Start of Text provided

IN RE: Ruthnan BIGELOW, Debtor. Ruthnan Bigelow, Appellant, v. Ronald Brady, A & A Realty Limited, a Nevada corporation, Appellees.

No. 97-17129.

Decided: June 08, 1999

Before:  Schroeder, Reinhardt and Silverman, Circuit Judges. Thomas A. Ryan, Segal & McMahan, Las Vegas, Nevada, for the debtor-appellant. Michael J. Smith, Las Vegas, Nevada, for the appellees.

 Debtor Ruthnan Bigelow appeals the Bankruptcy Appellate Panel's reversal and remand of the bankruptcy court's grant of summary judgment against Ronald Brady and A & A Realty, a corporation, in an adversary proceeding related to her Chapter 7 bankruptcy.   We have jurisdiction pursuant to 28 U.S.C. § 158(d).   We review the BAP's conclusions of law de novo and findings of fact for clear error.  In re Weisberg, 136 F.3d 655, 657 (9th Cir.), cert. denied, 525 U.S. 826, 119 S.Ct. 72, 142 L.Ed.2d 56 (1998).   We affirm.

End of Text provided
Start of Stored rows

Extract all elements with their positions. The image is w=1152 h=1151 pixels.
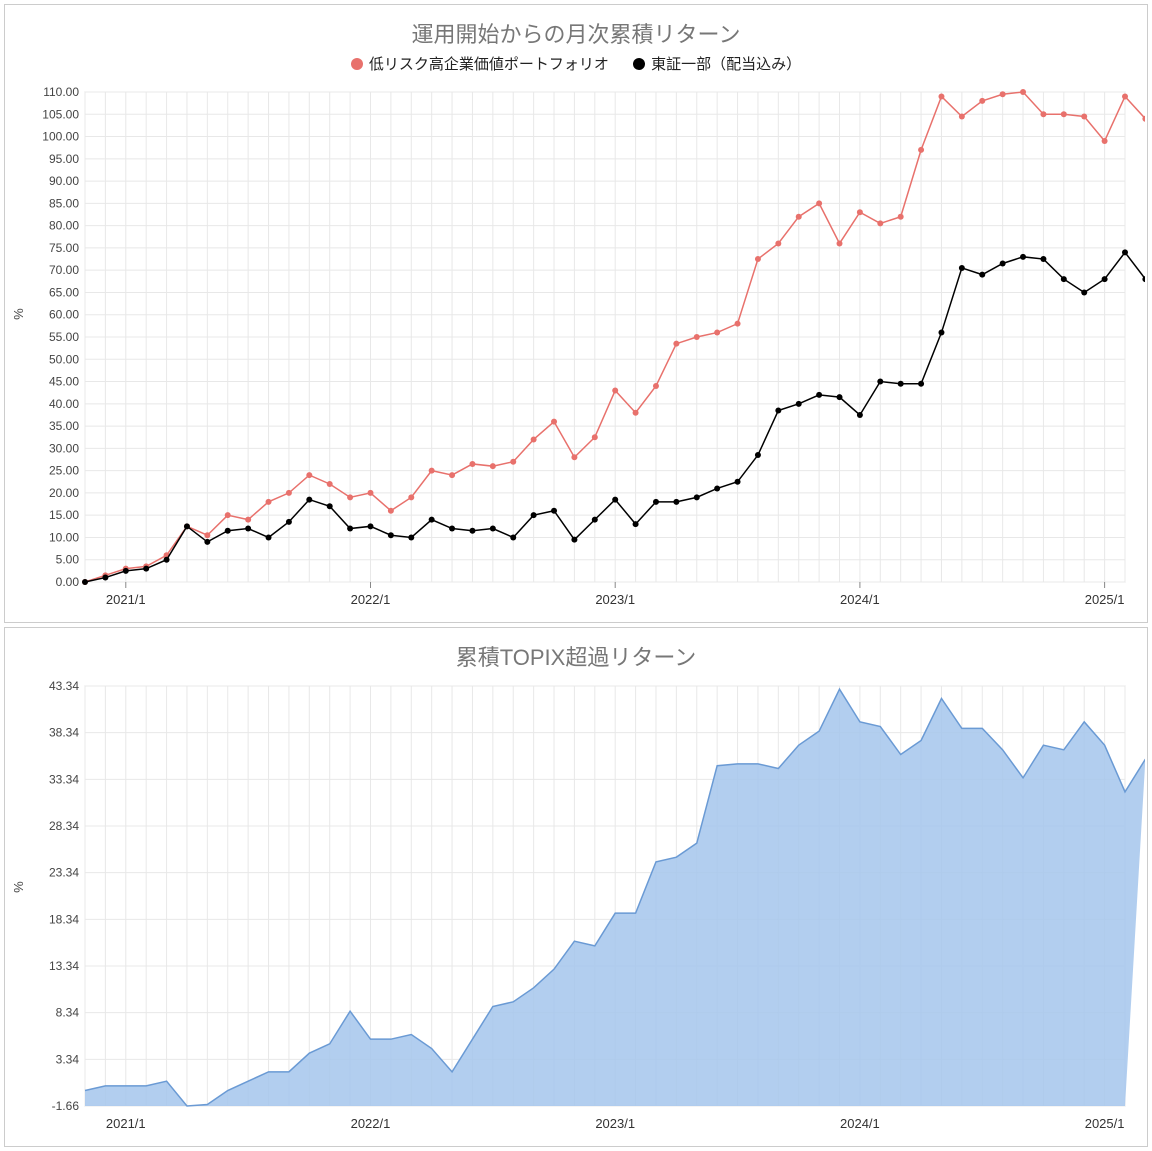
svg-text:28.34: 28.34 [49, 819, 79, 833]
svg-text:65.00: 65.00 [49, 285, 79, 299]
svg-text:2021/1: 2021/1 [106, 592, 146, 607]
svg-text:75.00: 75.00 [49, 241, 79, 255]
bottom-chart-panel: 累積TOPIX超過リターン % -1.66 3.34 8.34 13.34 18.34 2… [4, 627, 1148, 1147]
svg-text:2021/1: 2021/1 [106, 1116, 146, 1131]
svg-text:43.34: 43.34 [49, 679, 79, 693]
top-chart-svg: 0.00 5.00 10.00 15.00 20.00 25.00 30.00 35.00 40… [5, 82, 1145, 622]
svg-text:60.00: 60.00 [49, 308, 79, 322]
legend-label-portfolio: 低リスク高企業価値ポートフォリオ [369, 53, 609, 74]
svg-text:0.00: 0.00 [56, 575, 80, 589]
svg-text:105.00: 105.00 [42, 107, 79, 121]
bottom-y-axis-title: % [11, 881, 26, 893]
svg-text:55.00: 55.00 [49, 330, 79, 344]
svg-text:2022/1: 2022/1 [351, 1116, 391, 1131]
svg-text:2024/1: 2024/1 [840, 1116, 880, 1131]
svg-text:35.00: 35.00 [49, 419, 79, 433]
svg-text:-1.66: -1.66 [52, 1099, 80, 1113]
svg-text:110.00: 110.00 [43, 85, 79, 99]
top-chart-legend: 低リスク高企業価値ポートフォリオ 東証一部（配当込み） [5, 53, 1147, 82]
svg-text:23.34: 23.34 [49, 866, 79, 880]
svg-text:80.00: 80.00 [49, 219, 79, 233]
svg-text:33.34: 33.34 [49, 772, 79, 786]
legend-item-portfolio: 低リスク高企業価値ポートフォリオ [351, 53, 609, 74]
svg-text:100.00: 100.00 [42, 130, 79, 144]
svg-text:45.00: 45.00 [49, 375, 79, 389]
svg-text:10.00: 10.00 [49, 530, 79, 544]
top-chart-title: 運用開始からの月次累積リターン [5, 5, 1147, 53]
svg-text:38.34: 38.34 [49, 726, 79, 740]
legend-item-topix: 東証一部（配当込み） [633, 53, 801, 74]
legend-label-topix: 東証一部（配当込み） [651, 53, 801, 74]
bottom-chart-svg: -1.66 3.34 8.34 13.34 18.34 23.34 28.34 33.34 38… [5, 676, 1145, 1146]
legend-dot-topix [633, 58, 645, 70]
svg-text:2023/1: 2023/1 [595, 592, 635, 607]
svg-text:90.00: 90.00 [49, 174, 79, 188]
svg-text:30.00: 30.00 [49, 441, 79, 455]
svg-text:13.34: 13.34 [49, 959, 79, 973]
svg-text:70.00: 70.00 [49, 263, 79, 277]
svg-text:5.00: 5.00 [56, 553, 80, 567]
top-y-axis-title: % [11, 308, 26, 320]
svg-text:20.00: 20.00 [49, 486, 79, 500]
bottom-chart-title: 累積TOPIX超過リターン [5, 628, 1147, 676]
svg-text:40.00: 40.00 [49, 397, 79, 411]
svg-text:15.00: 15.00 [49, 508, 79, 522]
svg-text:25.00: 25.00 [49, 464, 79, 478]
svg-text:95.00: 95.00 [49, 152, 79, 166]
top-chart-panel: 運用開始からの月次累積リターン 低リスク高企業価値ポートフォリオ 東証一部（配当… [4, 4, 1148, 623]
svg-text:2023/1: 2023/1 [595, 1116, 635, 1131]
svg-text:8.34: 8.34 [56, 1006, 80, 1020]
svg-text:18.34: 18.34 [49, 912, 79, 926]
svg-text:2024/1: 2024/1 [840, 592, 880, 607]
svg-text:2022/1: 2022/1 [351, 592, 391, 607]
svg-text:2025/1: 2025/1 [1085, 592, 1125, 607]
svg-text:50.00: 50.00 [49, 352, 79, 366]
legend-dot-portfolio [351, 58, 363, 70]
svg-text:85.00: 85.00 [49, 196, 79, 210]
svg-text:3.34: 3.34 [56, 1052, 80, 1066]
svg-text:2025/1: 2025/1 [1085, 1116, 1125, 1131]
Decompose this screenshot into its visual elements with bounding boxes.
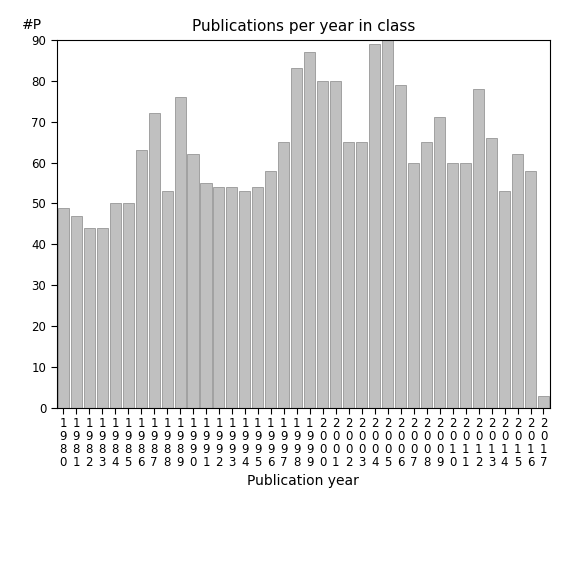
Bar <box>447 163 458 408</box>
Bar <box>109 204 121 408</box>
Bar <box>226 187 238 408</box>
Bar <box>395 84 406 408</box>
Bar <box>58 208 69 408</box>
Bar <box>96 228 108 408</box>
Bar <box>71 216 82 408</box>
Bar <box>291 69 302 408</box>
Bar <box>408 163 419 408</box>
Bar <box>149 113 159 408</box>
Bar <box>434 117 445 408</box>
Bar <box>343 142 354 408</box>
Bar <box>201 183 211 408</box>
Bar <box>239 191 251 408</box>
Bar <box>331 81 341 408</box>
Bar <box>162 191 172 408</box>
Bar <box>188 154 198 408</box>
Text: #P: #P <box>22 18 43 32</box>
Bar <box>265 171 276 408</box>
Bar <box>421 142 432 408</box>
Bar <box>356 142 367 408</box>
Bar <box>473 89 484 408</box>
Bar <box>252 187 264 408</box>
Bar <box>213 187 225 408</box>
Bar <box>486 138 497 408</box>
X-axis label: Publication year: Publication year <box>247 474 359 488</box>
Bar <box>512 154 523 408</box>
Bar <box>460 163 471 408</box>
Bar <box>278 142 289 408</box>
Bar <box>122 204 134 408</box>
Bar <box>84 228 95 408</box>
Bar <box>525 171 536 408</box>
Bar <box>304 52 315 408</box>
Bar <box>136 150 147 408</box>
Title: Publications per year in class: Publications per year in class <box>192 19 415 35</box>
Bar <box>369 44 380 408</box>
Bar <box>175 97 185 408</box>
Bar <box>382 40 393 408</box>
Bar <box>499 191 510 408</box>
Bar <box>318 81 328 408</box>
Bar <box>538 396 549 408</box>
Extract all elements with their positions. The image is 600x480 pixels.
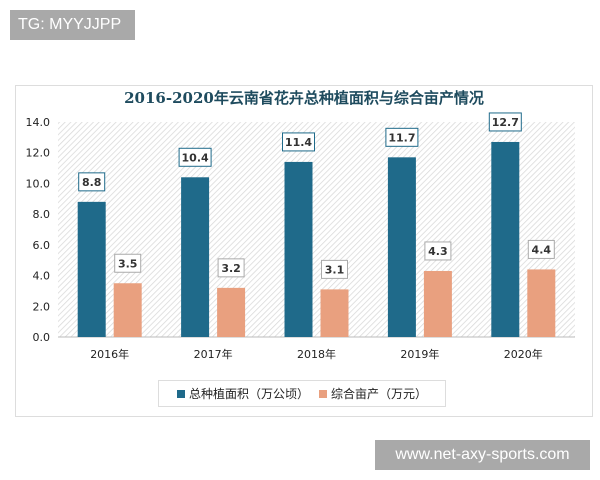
bar	[320, 289, 349, 337]
data-label: 3.1	[325, 263, 345, 276]
data-label-box	[282, 132, 315, 152]
y-tick-label: 10.0	[26, 177, 51, 190]
y-tick-label: 8.0	[33, 208, 51, 221]
data-label: 12.7	[492, 116, 519, 129]
data-label: 3.5	[118, 257, 138, 270]
data-label-box	[78, 172, 106, 192]
x-tick-label: 2020年	[504, 347, 543, 361]
legend-swatch-area	[176, 390, 185, 398]
y-tick-label: 6.0	[33, 239, 51, 252]
data-label-box	[488, 112, 522, 132]
bar	[423, 270, 452, 337]
watermark-bottom: www.net-axy-sports.com	[375, 440, 590, 470]
chart-frame	[15, 85, 593, 417]
legend-label-yield: 综合亩产（万元）	[331, 387, 428, 401]
data-label-box	[321, 259, 348, 279]
legend-label-area: 总种植面积（万公顷）	[188, 387, 309, 401]
bar	[77, 201, 106, 337]
bar	[527, 269, 556, 337]
x-tick-label: 2017年	[194, 347, 233, 361]
data-label: 11.4	[285, 136, 312, 149]
data-label-box	[385, 127, 419, 147]
bar	[387, 157, 416, 337]
y-tick-label: 4.0	[33, 270, 51, 283]
watermark-top: TG: MYYJJPP	[10, 10, 135, 40]
bar	[217, 287, 246, 337]
bar	[284, 161, 313, 337]
data-label-box	[424, 241, 452, 261]
y-tick-label: 12.0	[26, 147, 51, 160]
data-label: 3.2	[221, 262, 241, 275]
data-label-box	[178, 147, 212, 167]
chart-title: 2016-2020年云南省花卉总种植面积与综合亩产情况	[124, 89, 484, 107]
data-label-box	[527, 239, 555, 259]
data-label: 10.4	[182, 151, 209, 164]
legend-swatch-yield	[319, 390, 327, 398]
y-tick-label: 14.0	[26, 116, 51, 129]
data-label: 11.7	[388, 131, 415, 144]
x-tick-label: 2019年	[400, 347, 439, 361]
legend-item-area: 总种植面积（万公顷）	[176, 385, 309, 402]
bar	[491, 141, 520, 337]
data-label-box	[114, 253, 142, 273]
data-label: 8.8	[82, 176, 102, 189]
legend-item-yield: 综合亩产（万元）	[319, 385, 427, 402]
data-label-box	[217, 258, 245, 278]
plot-area	[58, 122, 575, 337]
y-tick-label: 0.0	[33, 331, 51, 344]
data-label: 4.3	[428, 245, 448, 258]
x-tick-label: 2018年	[297, 347, 336, 361]
y-tick-label: 2.0	[33, 300, 51, 313]
legend: 总种植面积（万公顷） 综合亩产（万元）	[158, 380, 446, 407]
data-label: 4.4	[532, 243, 552, 256]
x-tick-label: 2016年	[90, 347, 129, 361]
bar	[113, 283, 142, 337]
bar	[181, 177, 210, 337]
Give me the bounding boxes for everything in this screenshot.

End of Stored rows

§ **Work to do**
According to the court opinion, which statute gives the court jurisdiction over the appeal? The records come from a different source than the court opinion.

§ **The solution**
28 U.S.C. § 158(d)